-- start Raw records --

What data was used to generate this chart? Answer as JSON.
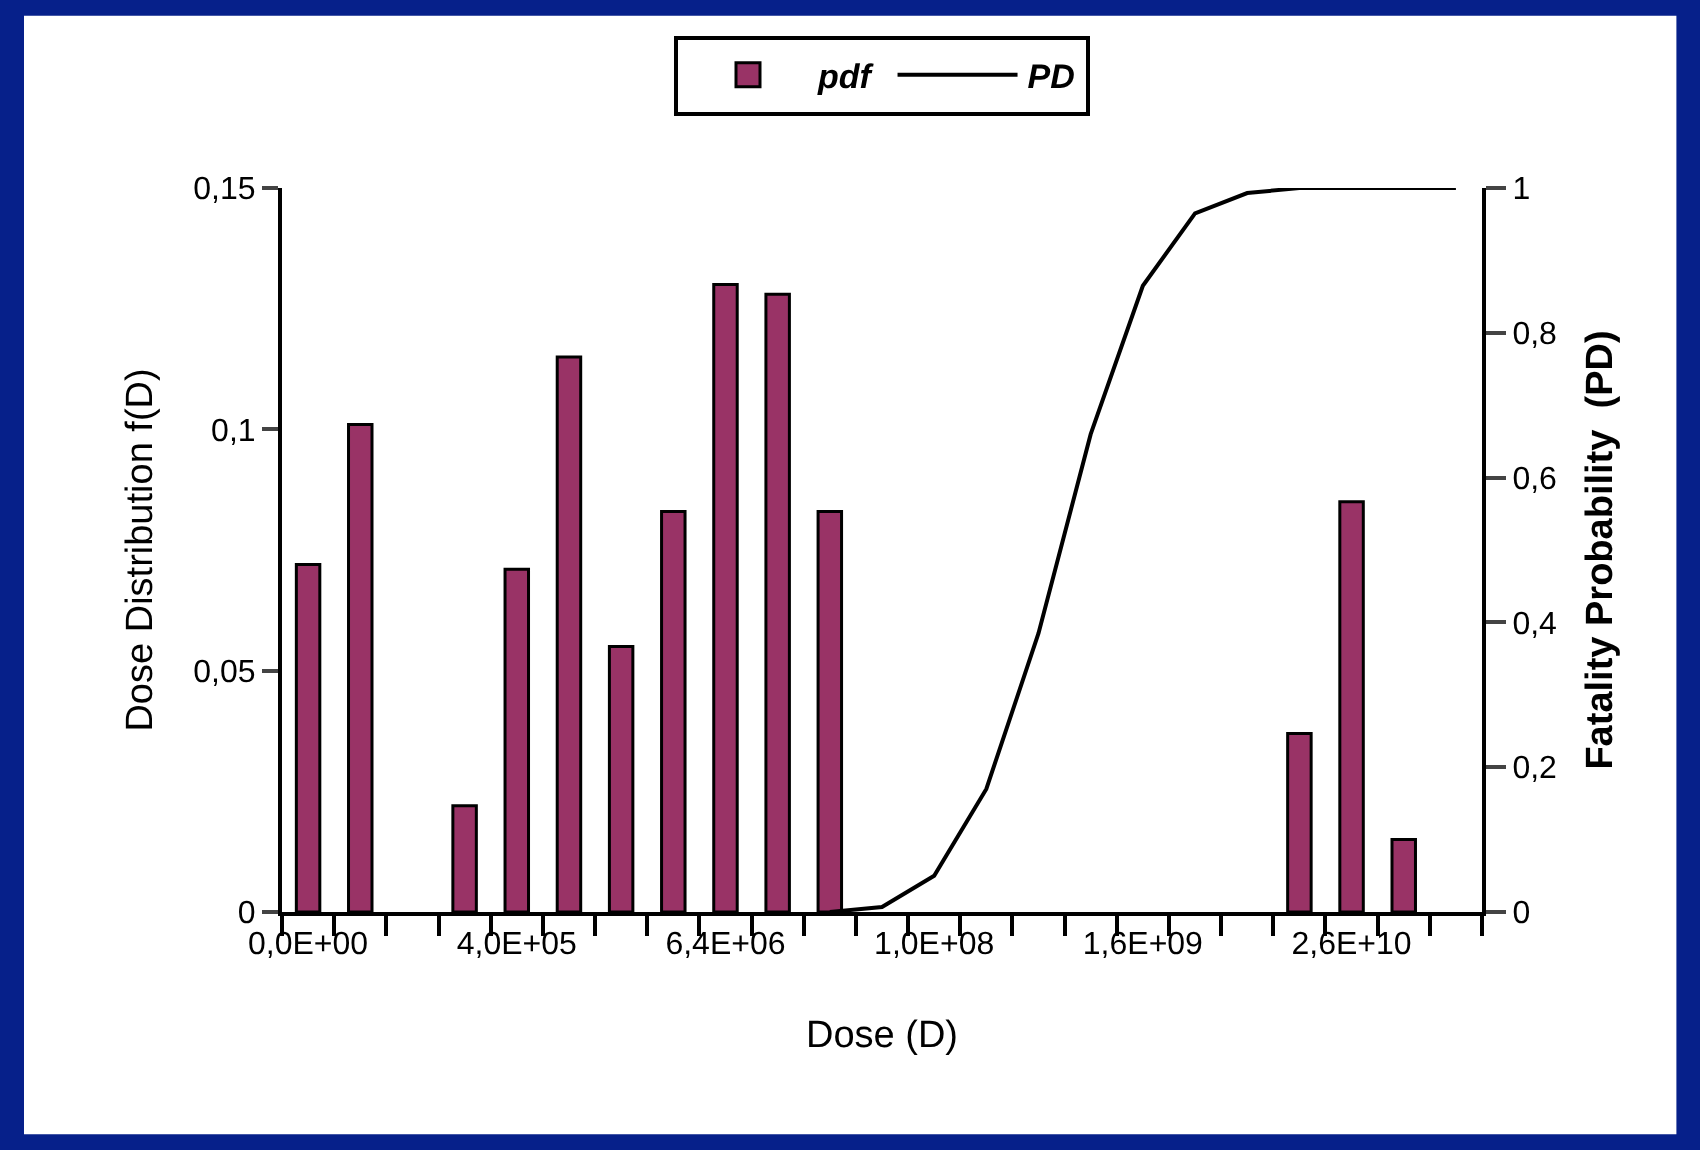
{
  "chart_data": {
    "type": "bar",
    "xlabel": "Dose (D)",
    "ylabel": "Dose Distribution f(D)",
    "y2label": "Fatality Probability  (PD)",
    "categories": [
      "0,0E+00",
      null,
      null,
      null,
      "4,0E+05",
      null,
      null,
      null,
      "6,4E+06",
      null,
      null,
      null,
      "1,0E+08",
      null,
      null,
      null,
      "1,6E+09",
      null,
      null,
      null,
      "2,6E+10",
      null,
      null
    ],
    "series": [
      {
        "name": "pdf",
        "color": "#993366",
        "values": [
          0.072,
          0.101,
          null,
          0.022,
          0.071,
          0.115,
          0.055,
          0.083,
          0.13,
          0.128,
          0.083,
          null,
          null,
          null,
          null,
          null,
          null,
          null,
          null,
          0.037,
          0.085,
          0.015,
          null
        ]
      },
      {
        "name": "PD",
        "type": "line",
        "axis": "y2",
        "color": "#000000",
        "values": [
          null,
          null,
          null,
          null,
          null,
          null,
          null,
          null,
          null,
          null,
          0,
          0.007,
          0.05,
          0.17,
          0.385,
          0.66,
          0.865,
          0.965,
          0.993,
          1,
          1,
          1,
          1
        ]
      }
    ],
    "ylim": [
      0,
      0.15
    ],
    "yticks": [
      0,
      {
        "value": 0.05,
        "label": "0,05"
      },
      {
        "value": 0.1,
        "label": "0,1"
      },
      {
        "value": 0.15,
        "label": "0,15"
      }
    ],
    "y2lim": [
      0,
      1
    ],
    "y2ticks": [
      0,
      {
        "value": 0.2,
        "label": "0,2"
      },
      {
        "value": 0.4,
        "label": "0,4"
      },
      {
        "value": 0.6,
        "label": "0,6"
      },
      {
        "value": 0.8,
        "label": "0,8"
      },
      1
    ],
    "legend": "top",
    "marker": "none",
    "line_style": "solid"
  }
}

-- end Raw records --

■ **Challenge**
Omit the pictures, and quote the material above exactly as given.

■ **Exercise solution**
What data was used to generate this chart? Answer as JSON.
{
  "chart_data": {
    "type": "bar",
    "xlabel": "Dose (D)",
    "ylabel": "Dose Distribution f(D)",
    "y2label": "Fatality Probability  (PD)",
    "categories": [
      "0,0E+00",
      null,
      null,
      null,
      "4,0E+05",
      null,
      null,
      null,
      "6,4E+06",
      null,
      null,
      null,
      "1,0E+08",
      null,
      null,
      null,
      "1,6E+09",
      null,
      null,
      null,
      "2,6E+10",
      null,
      null
    ],
    "series": [
      {
        "name": "pdf",
        "color": "#993366",
        "values": [
          0.072,
          0.101,
          null,
          0.022,
          0.071,
          0.115,
          0.055,
          0.083,
          0.13,
          0.128,
          0.083,
          null,
          null,
          null,
          null,
          null,
          null,
          null,
          null,
          0.037,
          0.085,
          0.015,
          null
        ]
      },
      {
        "name": "PD",
        "type": "line",
        "axis": "y2",
        "color": "#000000",
        "values": [
          null,
          null,
          null,
          null,
          null,
          null,
          null,
          null,
          null,
          null,
          0,
          0.007,
          0.05,
          0.17,
          0.385,
          0.66,
          0.865,
          0.965,
          0.993,
          1,
          1,
          1,
          1
        ]
      }
    ],
    "ylim": [
      0,
      0.15
    ],
    "yticks": [
      0,
      {
        "value": 0.05,
        "label": "0,05"
      },
      {
        "value": 0.1,
        "label": "0,1"
      },
      {
        "value": 0.15,
        "label": "0,15"
      }
    ],
    "y2lim": [
      0,
      1
    ],
    "y2ticks": [
      0,
      {
        "value": 0.2,
        "label": "0,2"
      },
      {
        "value": 0.4,
        "label": "0,4"
      },
      {
        "value": 0.6,
        "label": "0,6"
      },
      {
        "value": 0.8,
        "label": "0,8"
      },
      1
    ],
    "legend": "top",
    "marker": "none",
    "line_style": "solid"
  }
}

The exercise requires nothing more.